Dataset items:

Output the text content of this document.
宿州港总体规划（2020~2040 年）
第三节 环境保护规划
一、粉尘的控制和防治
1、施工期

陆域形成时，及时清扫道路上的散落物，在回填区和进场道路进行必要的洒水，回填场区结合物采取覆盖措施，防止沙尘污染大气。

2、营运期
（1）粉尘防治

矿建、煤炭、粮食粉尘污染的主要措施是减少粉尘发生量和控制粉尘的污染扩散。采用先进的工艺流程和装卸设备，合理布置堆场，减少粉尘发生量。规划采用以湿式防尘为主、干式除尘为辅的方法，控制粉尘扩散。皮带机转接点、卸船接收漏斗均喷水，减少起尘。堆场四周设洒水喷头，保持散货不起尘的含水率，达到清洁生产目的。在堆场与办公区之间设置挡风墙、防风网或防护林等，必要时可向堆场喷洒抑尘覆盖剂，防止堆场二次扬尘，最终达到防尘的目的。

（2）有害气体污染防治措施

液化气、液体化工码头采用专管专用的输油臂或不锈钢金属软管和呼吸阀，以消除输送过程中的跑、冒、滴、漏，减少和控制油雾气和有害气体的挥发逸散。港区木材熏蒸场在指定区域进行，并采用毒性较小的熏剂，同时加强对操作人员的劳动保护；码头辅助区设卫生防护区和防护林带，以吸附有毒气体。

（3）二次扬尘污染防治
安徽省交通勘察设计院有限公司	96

### [What is needed]
Extract all of the data above and output it character for character.

### [Output for this task]
Output the text content of this document.
宿州港总体规划（2020~2040 年）
第三节 环境保护规划
一、粉尘的控制和防治
1、施工期

陆域形成时，及时清扫道路上的散落物，在回填区和进场道路进行必要的洒水，回填场区结合物采取覆盖措施，防止沙尘污染大气。

2、营运期
（1）粉尘防治

矿建、煤炭、粮食粉尘污染的主要措施是减少粉尘发生量和控制粉尘的污染扩散。采用先进的工艺流程和装卸设备，合理布置堆场，减少粉尘发生量。规划采用以湿式防尘为主、干式除尘为辅的方法，控制粉尘扩散。皮带机转接点、卸船接收漏斗均喷水，减少起尘。堆场四周设洒水喷头，保持散货不起尘的含水率，达到清洁生产目的。在堆场与办公区之间设置挡风墙、防风网或防护林等，必要时可向堆场喷洒抑尘覆盖剂，防止堆场二次扬尘，最终达到防尘的目的。

（2）有害气体污染防治措施

液化气、液体化工码头采用专管专用的输油臂或不锈钢金属软管和呼吸阀，以消除输送过程中的跑、冒、滴、漏，减少和控制油雾气和有害气体的挥发逸散。港区木材熏蒸场在指定区域进行，并采用毒性较小的熏剂，同时加强对操作人员的劳动保护；码头辅助区设卫生防护区和防护林带，以吸附有毒气体。

（3）二次扬尘污染防治
安徽省交通勘察设计院有限公司	96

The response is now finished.